_GOAL_.
Copy every line of the data that contains the string "computer".

— BEGIN ITEMS —

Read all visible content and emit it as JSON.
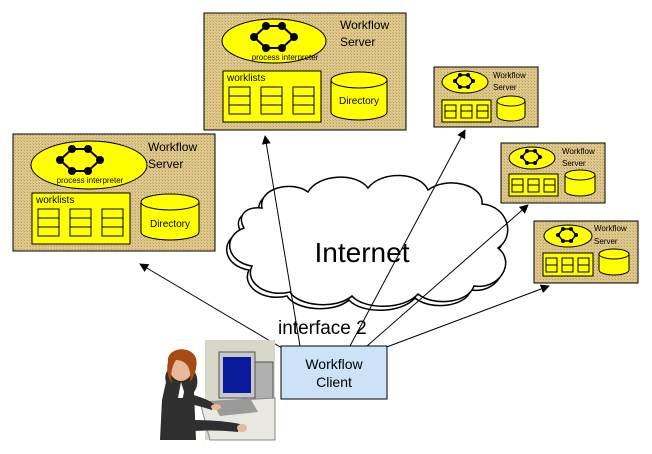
{
  "colors": {
    "server_fill": "#e0c88c",
    "server_stipple": "#b89f5e",
    "yellow": "#ffff00",
    "cloud_fill": "#ffffff",
    "client_fill": "#cce3f7",
    "line": "#000000"
  },
  "large_servers": [
    {
      "id": "server-top",
      "title_line1": "Workflow",
      "title_line2": "Server",
      "interpreter_label": "process interpreter",
      "worklists_label": "worklists",
      "directory_label": "Directory"
    },
    {
      "id": "server-left",
      "title_line1": "Workflow",
      "title_line2": "Server",
      "interpreter_label": "process interpreter",
      "worklists_label": "worklists",
      "directory_label": "Directory"
    }
  ],
  "small_servers": [
    {
      "id": "server-right-1",
      "title_line1": "Workflow",
      "title_line2": "Server"
    },
    {
      "id": "server-right-2",
      "title_line1": "Workflow",
      "title_line2": "Server"
    },
    {
      "id": "server-right-3",
      "title_line1": "Workflow",
      "title_line2": "Server"
    }
  ],
  "cloud_label": "Internet",
  "interface_label": "interface 2",
  "client": {
    "line1": "Workflow",
    "line2": "Client"
  },
  "icons": {
    "person": "person-at-computer-icon",
    "interpreter": "process-cycle-icon",
    "database": "database-cylinder-icon"
  }
}
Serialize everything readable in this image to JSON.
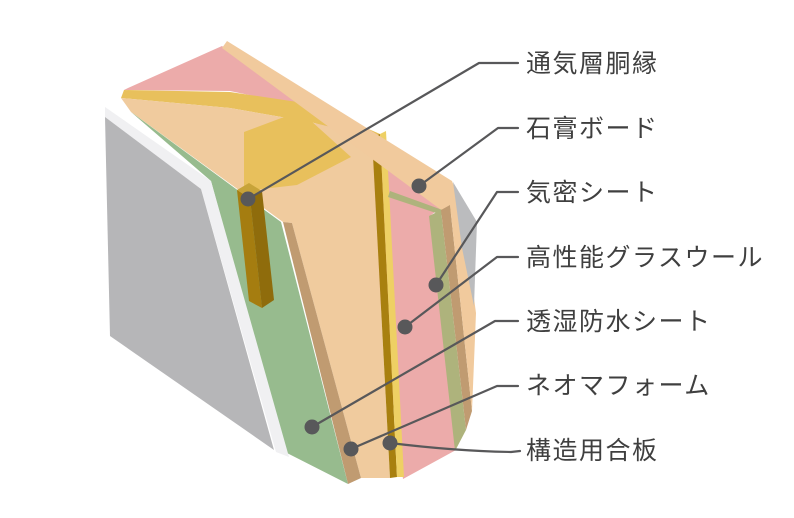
{
  "diagram": {
    "kind": "isometric-wall-layer-cutaway",
    "label_count": "7"
  },
  "callouts": [
    {
      "label": "通気層胴縁",
      "target": "ventilation-furring-batten"
    },
    {
      "label": "石膏ボード",
      "target": "gypsum-board"
    },
    {
      "label": "気密シート",
      "target": "airtight-sheet"
    },
    {
      "label": "高性能グラスウール",
      "target": "high-performance-glasswool"
    },
    {
      "label": "透湿防水シート",
      "target": "breathable-waterproof-sheet"
    },
    {
      "label": "ネオマフォーム",
      "target": "neoma-foam"
    },
    {
      "label": "構造用合板",
      "target": "structural-plywood"
    }
  ],
  "colors": {
    "background": "#ffffff",
    "glasswool_pink": "#ecabaa",
    "stud_gold": "#e8c05c",
    "plywood_face_yellow": "#eed064",
    "plywood_edge_darkgold": "#a8800f",
    "neoma_face_peach": "#f0cb9e",
    "neoma_edge_brown": "#c09b71",
    "waterproof_sheet_green": "#97bb8e",
    "airtight_sheet_olive": "#aeb37c",
    "gypsum_face_tan": "#f1ca9d",
    "gypsum_core_gray": "#bbbcbe",
    "siding_gray": "#b6b6b8",
    "siding_edge_white": "#f0f0f2",
    "batten_front_gold": "#a57d10",
    "batten_side_gold": "#8f6c0c",
    "batten_top_gold": "#c7a339",
    "leader_line": "#58585a",
    "label_text": "#3f3f3f"
  }
}
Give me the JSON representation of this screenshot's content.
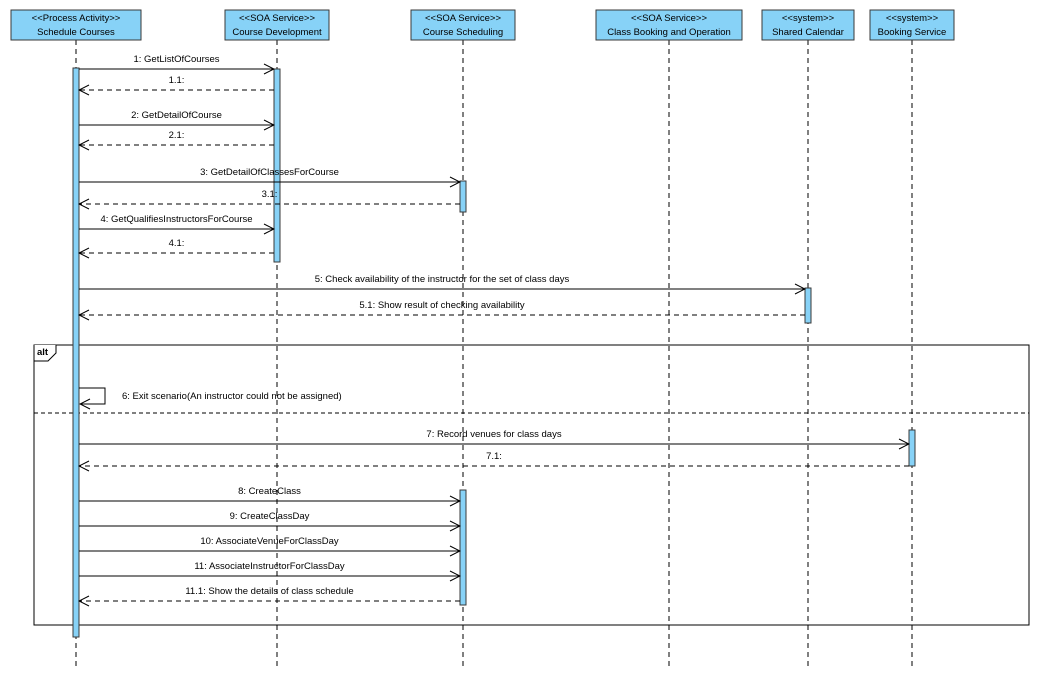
{
  "colors": {
    "box_fill": "#87d2f7",
    "box_stroke": "#3a3a3a",
    "activation_fill": "#87d2f7",
    "line": "#000000",
    "background": "#ffffff"
  },
  "participants": [
    {
      "id": "schedule",
      "stereotype": "<<Process Activity>>",
      "name": "Schedule Courses"
    },
    {
      "id": "development",
      "stereotype": "<<SOA Service>>",
      "name": "Course Development"
    },
    {
      "id": "scheduling",
      "stereotype": "<<SOA Service>>",
      "name": "Course Scheduling"
    },
    {
      "id": "booking_op",
      "stereotype": "<<SOA Service>>",
      "name": "Class Booking and Operation"
    },
    {
      "id": "calendar",
      "stereotype": "<<system>>",
      "name": "Shared Calendar"
    },
    {
      "id": "booking_service",
      "stereotype": "<<system>>",
      "name": "Booking Service"
    }
  ],
  "messages": [
    {
      "label": "1: GetListOfCourses",
      "from": "schedule",
      "to": "development",
      "kind": "call"
    },
    {
      "label": "1.1:",
      "from": "development",
      "to": "schedule",
      "kind": "return"
    },
    {
      "label": "2: GetDetailOfCourse",
      "from": "schedule",
      "to": "development",
      "kind": "call"
    },
    {
      "label": "2.1:",
      "from": "development",
      "to": "schedule",
      "kind": "return"
    },
    {
      "label": "3: GetDetailOfClassesForCourse",
      "from": "schedule",
      "to": "scheduling",
      "kind": "call"
    },
    {
      "label": "3.1:",
      "from": "scheduling",
      "to": "schedule",
      "kind": "return"
    },
    {
      "label": "4: GetQualifiesInstructorsForCourse",
      "from": "schedule",
      "to": "development",
      "kind": "call"
    },
    {
      "label": "4.1:",
      "from": "development",
      "to": "schedule",
      "kind": "return"
    },
    {
      "label": "5: Check availability of the instructor for the set of class days",
      "from": "schedule",
      "to": "calendar",
      "kind": "call"
    },
    {
      "label": "5.1: Show result of checking availability",
      "from": "calendar",
      "to": "schedule",
      "kind": "return"
    },
    {
      "label": "6: Exit scenario(An instructor could not be assigned)",
      "from": "schedule",
      "to": "schedule",
      "kind": "self"
    },
    {
      "label": "7: Record venues for class days",
      "from": "schedule",
      "to": "booking_service",
      "kind": "call"
    },
    {
      "label": "7.1:",
      "from": "booking_service",
      "to": "schedule",
      "kind": "return"
    },
    {
      "label": "8: CreateClass",
      "from": "schedule",
      "to": "scheduling",
      "kind": "call"
    },
    {
      "label": "9: CreateClassDay",
      "from": "schedule",
      "to": "scheduling",
      "kind": "call"
    },
    {
      "label": "10: AssociateVenueForClassDay",
      "from": "schedule",
      "to": "scheduling",
      "kind": "call"
    },
    {
      "label": "11: AssociateInstructorForClassDay",
      "from": "schedule",
      "to": "scheduling",
      "kind": "call"
    },
    {
      "label": "11.1: Show the details of class schedule",
      "from": "scheduling",
      "to": "schedule",
      "kind": "return"
    }
  ],
  "fragment": {
    "operator": "alt"
  }
}
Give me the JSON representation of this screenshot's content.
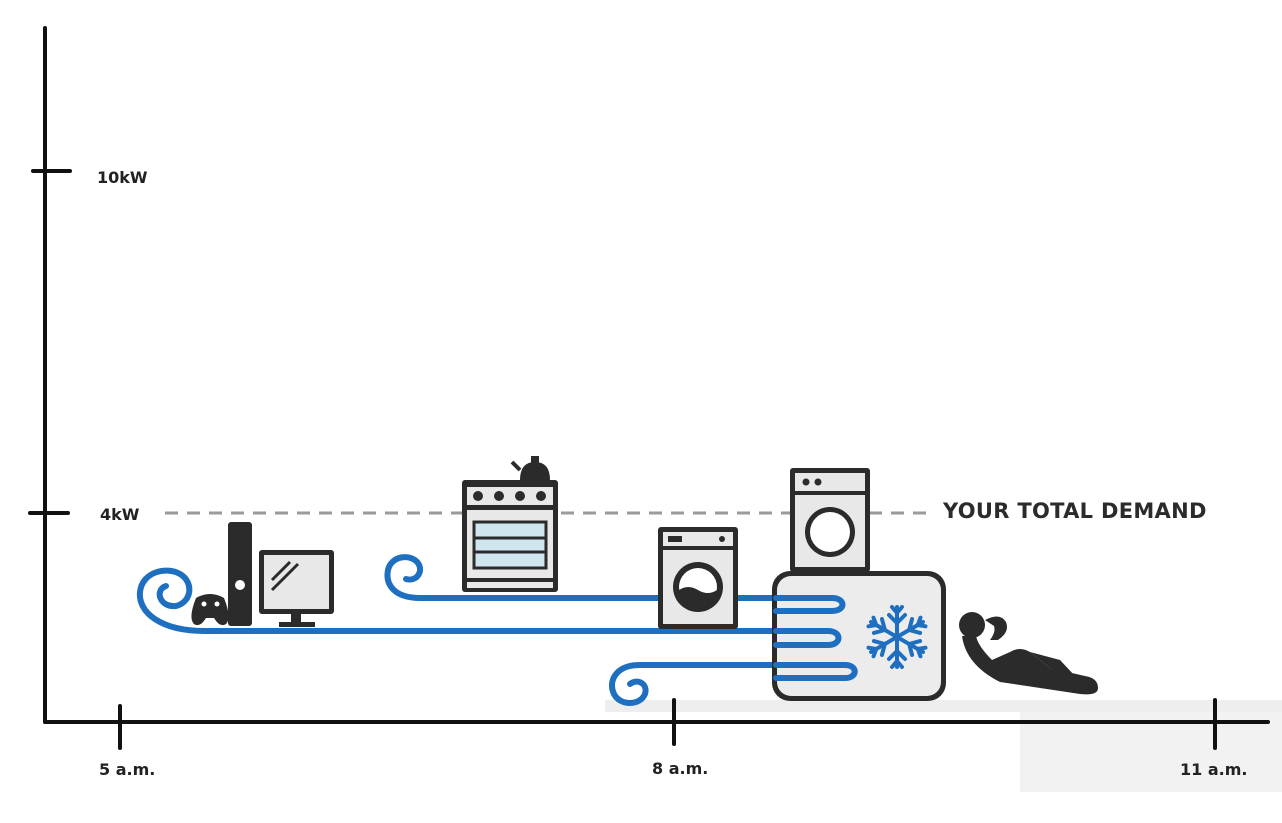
{
  "y_axis": {
    "ticks": [
      {
        "label": "10kW",
        "value": 10
      },
      {
        "label": "4kW",
        "value": 4
      }
    ]
  },
  "x_axis": {
    "ticks": [
      {
        "label": "5 a.m."
      },
      {
        "label": "8 a.m."
      },
      {
        "label": "11 a.m."
      }
    ]
  },
  "demand_line": {
    "label": "YOUR TOTAL DEMAND",
    "value_kw": 4
  },
  "appliances": [
    {
      "name": "game-console-icon"
    },
    {
      "name": "computer-monitor-icon"
    },
    {
      "name": "oven-stove-icon"
    },
    {
      "name": "kettle-icon"
    },
    {
      "name": "washing-machine-icon"
    },
    {
      "name": "tumble-dryer-icon"
    },
    {
      "name": "heat-pump-icon"
    },
    {
      "name": "snowflake-icon"
    },
    {
      "name": "reclining-person-icon"
    }
  ],
  "colors": {
    "flow": "#1f6fc0",
    "axis": "#111111",
    "icon_dark": "#2b2b2b",
    "icon_fill": "#e8e8e8",
    "dash": "#9a9a9a"
  }
}
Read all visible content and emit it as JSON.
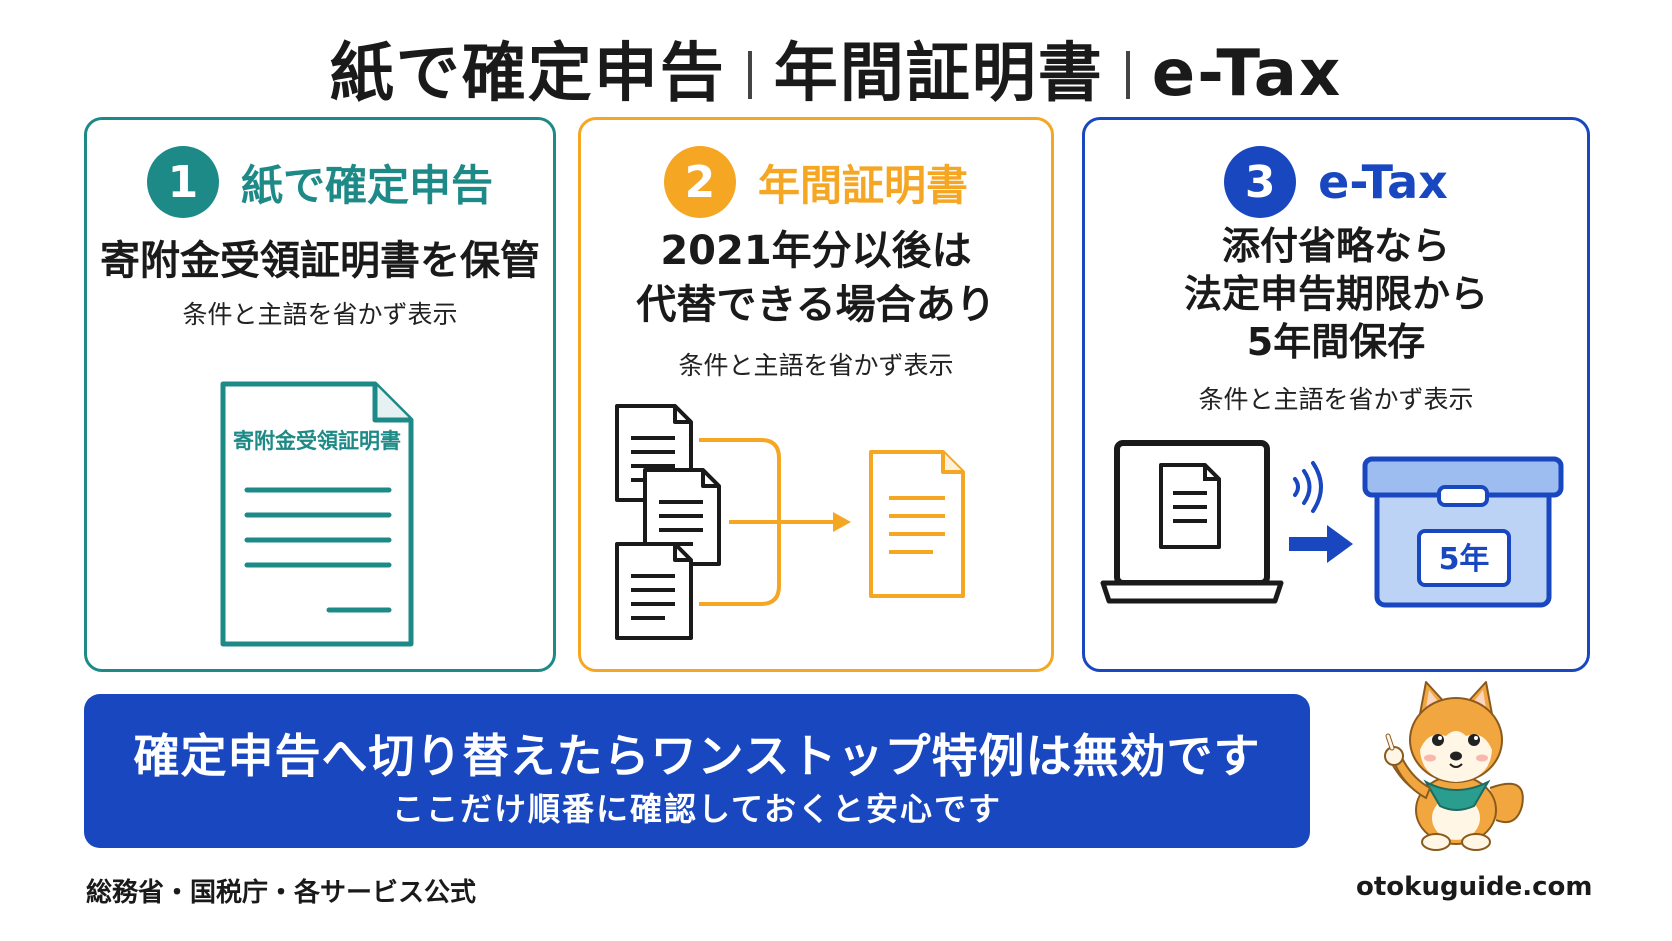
{
  "title": {
    "part1": "紙で確定申告",
    "part2": "年間証明書",
    "part3": "e-Tax"
  },
  "cards": [
    {
      "number": "1",
      "label": "紙で確定申告",
      "main": [
        "寄附金受領証明書を保管"
      ],
      "note": "条件と主語を省かず表示",
      "doc_title": "寄附金受領証明書",
      "color": "#1d8a87"
    },
    {
      "number": "2",
      "label": "年間証明書",
      "main": [
        "2021年分以後は",
        "代替できる場合あり"
      ],
      "note": "条件と主語を省かず表示",
      "color": "#f5a623"
    },
    {
      "number": "3",
      "label": "e-Tax",
      "main": [
        "添付省略なら",
        "法定申告期限から",
        "5年間保存"
      ],
      "note": "条件と主語を省かず表示",
      "box_label": "5年",
      "color": "#1847c0"
    }
  ],
  "banner": {
    "main": "確定申告へ切り替えたらワンストップ特例は無効です",
    "sub": "ここだけ順番に確認しておくと安心です"
  },
  "footer": {
    "source": "総務省・国税庁・各サービス公式",
    "site": "otokuguide.com"
  }
}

— END ITEMS —

_SOLUTION FOR THIS TASK_.
    "person": "person-at-computer-icon",
      "name": "computer-monitor-icon"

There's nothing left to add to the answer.